Extracts from a graphics dataset
= = =

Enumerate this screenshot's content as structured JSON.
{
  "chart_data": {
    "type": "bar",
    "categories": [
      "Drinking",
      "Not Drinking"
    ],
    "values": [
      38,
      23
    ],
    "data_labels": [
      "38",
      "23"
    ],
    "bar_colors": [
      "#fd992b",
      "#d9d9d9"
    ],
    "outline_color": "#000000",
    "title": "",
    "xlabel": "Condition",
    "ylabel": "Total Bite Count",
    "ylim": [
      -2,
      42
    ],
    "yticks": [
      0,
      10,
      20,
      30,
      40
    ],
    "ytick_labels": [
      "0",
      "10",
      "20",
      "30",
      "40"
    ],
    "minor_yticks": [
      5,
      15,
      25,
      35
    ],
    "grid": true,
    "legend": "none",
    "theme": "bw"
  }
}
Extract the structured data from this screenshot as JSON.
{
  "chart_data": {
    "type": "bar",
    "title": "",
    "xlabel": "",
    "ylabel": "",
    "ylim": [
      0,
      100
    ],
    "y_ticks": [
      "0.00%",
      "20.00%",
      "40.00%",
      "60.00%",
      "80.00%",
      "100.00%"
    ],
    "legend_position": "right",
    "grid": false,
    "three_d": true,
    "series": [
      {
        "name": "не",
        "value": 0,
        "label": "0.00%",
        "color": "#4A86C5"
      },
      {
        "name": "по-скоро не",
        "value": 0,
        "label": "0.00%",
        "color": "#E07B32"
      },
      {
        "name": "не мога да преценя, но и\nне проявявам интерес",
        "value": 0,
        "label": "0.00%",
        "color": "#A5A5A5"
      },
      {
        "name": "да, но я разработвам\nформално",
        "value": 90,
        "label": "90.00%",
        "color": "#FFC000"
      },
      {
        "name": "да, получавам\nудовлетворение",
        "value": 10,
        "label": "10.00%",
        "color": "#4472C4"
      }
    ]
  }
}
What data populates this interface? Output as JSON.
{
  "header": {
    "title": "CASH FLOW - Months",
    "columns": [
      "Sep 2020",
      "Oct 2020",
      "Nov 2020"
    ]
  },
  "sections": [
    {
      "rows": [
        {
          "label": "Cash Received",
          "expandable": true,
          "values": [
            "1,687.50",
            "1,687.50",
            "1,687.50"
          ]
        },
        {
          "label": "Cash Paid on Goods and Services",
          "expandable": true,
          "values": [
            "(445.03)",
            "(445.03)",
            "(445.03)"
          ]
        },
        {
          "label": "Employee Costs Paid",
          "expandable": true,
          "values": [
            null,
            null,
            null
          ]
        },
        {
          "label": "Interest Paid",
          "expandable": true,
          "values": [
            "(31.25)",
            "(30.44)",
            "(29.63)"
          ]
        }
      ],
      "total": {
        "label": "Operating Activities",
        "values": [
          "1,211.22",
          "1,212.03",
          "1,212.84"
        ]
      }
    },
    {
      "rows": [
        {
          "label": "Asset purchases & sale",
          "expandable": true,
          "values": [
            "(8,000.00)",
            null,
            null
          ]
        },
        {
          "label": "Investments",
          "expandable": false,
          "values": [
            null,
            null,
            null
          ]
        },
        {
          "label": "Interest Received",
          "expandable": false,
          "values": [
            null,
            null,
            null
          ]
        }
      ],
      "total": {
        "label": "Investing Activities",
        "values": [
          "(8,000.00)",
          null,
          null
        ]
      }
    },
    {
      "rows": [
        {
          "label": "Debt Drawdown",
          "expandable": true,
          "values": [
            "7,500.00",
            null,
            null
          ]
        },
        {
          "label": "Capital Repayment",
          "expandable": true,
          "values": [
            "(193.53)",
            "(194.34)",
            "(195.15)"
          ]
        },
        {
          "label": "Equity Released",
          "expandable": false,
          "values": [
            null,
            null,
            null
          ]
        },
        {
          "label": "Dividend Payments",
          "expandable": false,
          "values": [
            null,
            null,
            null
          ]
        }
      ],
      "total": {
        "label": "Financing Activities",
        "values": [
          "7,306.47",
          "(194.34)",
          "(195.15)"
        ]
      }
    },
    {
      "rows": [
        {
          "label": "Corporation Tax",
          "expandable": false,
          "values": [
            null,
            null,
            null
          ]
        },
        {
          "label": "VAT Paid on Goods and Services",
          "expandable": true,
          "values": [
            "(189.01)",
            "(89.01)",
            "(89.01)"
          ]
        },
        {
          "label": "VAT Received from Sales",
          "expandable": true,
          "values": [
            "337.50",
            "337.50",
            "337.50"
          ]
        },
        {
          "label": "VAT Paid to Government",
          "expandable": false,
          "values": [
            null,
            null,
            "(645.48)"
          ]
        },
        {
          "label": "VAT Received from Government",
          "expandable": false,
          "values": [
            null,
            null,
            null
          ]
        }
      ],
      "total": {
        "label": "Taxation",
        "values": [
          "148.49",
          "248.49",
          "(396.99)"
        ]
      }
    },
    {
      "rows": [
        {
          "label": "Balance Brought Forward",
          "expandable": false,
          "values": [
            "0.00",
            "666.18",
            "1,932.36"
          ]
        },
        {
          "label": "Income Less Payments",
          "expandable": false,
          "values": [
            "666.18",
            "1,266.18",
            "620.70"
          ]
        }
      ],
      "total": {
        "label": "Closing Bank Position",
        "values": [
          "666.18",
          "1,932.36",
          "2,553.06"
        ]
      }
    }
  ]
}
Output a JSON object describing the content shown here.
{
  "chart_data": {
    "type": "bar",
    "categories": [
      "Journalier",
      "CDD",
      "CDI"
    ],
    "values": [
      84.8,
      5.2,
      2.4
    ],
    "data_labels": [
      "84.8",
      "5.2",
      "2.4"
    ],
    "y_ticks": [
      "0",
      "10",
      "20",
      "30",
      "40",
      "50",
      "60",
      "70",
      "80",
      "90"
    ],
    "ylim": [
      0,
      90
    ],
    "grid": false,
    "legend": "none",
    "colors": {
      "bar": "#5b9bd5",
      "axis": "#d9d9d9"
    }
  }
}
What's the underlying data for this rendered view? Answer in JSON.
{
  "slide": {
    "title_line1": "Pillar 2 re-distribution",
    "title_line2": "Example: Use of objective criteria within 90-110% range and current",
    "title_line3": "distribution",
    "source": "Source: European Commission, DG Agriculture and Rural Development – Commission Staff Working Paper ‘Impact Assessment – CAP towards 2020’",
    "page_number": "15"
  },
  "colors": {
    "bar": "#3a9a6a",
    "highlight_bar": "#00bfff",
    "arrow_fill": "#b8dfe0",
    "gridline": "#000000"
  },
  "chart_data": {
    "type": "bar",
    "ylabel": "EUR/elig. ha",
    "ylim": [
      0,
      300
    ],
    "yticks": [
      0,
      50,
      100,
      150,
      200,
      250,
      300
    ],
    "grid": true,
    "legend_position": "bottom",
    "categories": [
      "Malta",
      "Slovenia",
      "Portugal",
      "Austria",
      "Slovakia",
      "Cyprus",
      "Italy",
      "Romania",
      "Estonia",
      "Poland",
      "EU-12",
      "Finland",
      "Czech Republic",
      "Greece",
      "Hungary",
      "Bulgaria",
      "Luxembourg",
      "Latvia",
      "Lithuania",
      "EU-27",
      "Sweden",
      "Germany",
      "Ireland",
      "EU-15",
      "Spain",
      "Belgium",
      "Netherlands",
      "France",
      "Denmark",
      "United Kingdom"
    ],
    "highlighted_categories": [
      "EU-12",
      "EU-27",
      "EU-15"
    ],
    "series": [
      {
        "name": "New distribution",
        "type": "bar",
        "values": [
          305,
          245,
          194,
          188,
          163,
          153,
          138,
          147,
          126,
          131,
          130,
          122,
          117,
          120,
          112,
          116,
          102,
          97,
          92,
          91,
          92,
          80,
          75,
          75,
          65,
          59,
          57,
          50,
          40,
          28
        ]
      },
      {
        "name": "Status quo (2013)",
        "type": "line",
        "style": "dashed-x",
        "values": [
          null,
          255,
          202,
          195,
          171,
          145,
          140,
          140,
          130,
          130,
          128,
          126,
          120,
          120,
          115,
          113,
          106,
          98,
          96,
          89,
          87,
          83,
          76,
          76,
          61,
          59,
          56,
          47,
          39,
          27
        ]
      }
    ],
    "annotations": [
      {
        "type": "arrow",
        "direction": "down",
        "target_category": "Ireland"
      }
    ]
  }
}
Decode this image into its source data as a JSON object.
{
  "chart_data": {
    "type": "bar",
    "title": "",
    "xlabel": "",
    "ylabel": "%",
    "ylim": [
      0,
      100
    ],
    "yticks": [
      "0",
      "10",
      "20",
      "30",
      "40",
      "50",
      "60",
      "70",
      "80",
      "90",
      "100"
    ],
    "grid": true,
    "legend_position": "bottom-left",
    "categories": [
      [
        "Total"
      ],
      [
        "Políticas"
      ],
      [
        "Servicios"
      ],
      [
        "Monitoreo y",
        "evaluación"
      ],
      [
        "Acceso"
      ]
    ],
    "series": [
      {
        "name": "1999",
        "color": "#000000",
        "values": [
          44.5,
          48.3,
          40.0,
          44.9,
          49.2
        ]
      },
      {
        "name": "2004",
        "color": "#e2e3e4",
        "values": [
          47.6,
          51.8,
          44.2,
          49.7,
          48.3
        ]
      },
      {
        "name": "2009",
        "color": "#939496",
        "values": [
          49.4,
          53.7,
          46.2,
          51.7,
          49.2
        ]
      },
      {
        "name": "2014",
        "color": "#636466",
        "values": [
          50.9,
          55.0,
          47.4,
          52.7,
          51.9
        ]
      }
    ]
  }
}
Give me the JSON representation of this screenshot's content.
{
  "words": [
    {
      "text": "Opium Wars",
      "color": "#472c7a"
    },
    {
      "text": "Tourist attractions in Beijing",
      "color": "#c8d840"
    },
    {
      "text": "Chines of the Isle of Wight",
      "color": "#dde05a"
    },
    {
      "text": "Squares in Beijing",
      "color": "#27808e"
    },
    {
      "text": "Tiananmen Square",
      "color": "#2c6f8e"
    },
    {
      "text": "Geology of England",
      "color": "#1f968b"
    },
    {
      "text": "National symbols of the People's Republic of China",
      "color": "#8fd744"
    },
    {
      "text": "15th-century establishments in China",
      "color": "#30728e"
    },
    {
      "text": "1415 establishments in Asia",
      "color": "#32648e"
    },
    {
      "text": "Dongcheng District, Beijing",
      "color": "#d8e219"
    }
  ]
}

= = =

- _Directive_
Search the material above for "Republic". Pull out each line where it shows up.

- _Output_
      "Czech Republic",
      "text": "National symbols of the People's Republic of China",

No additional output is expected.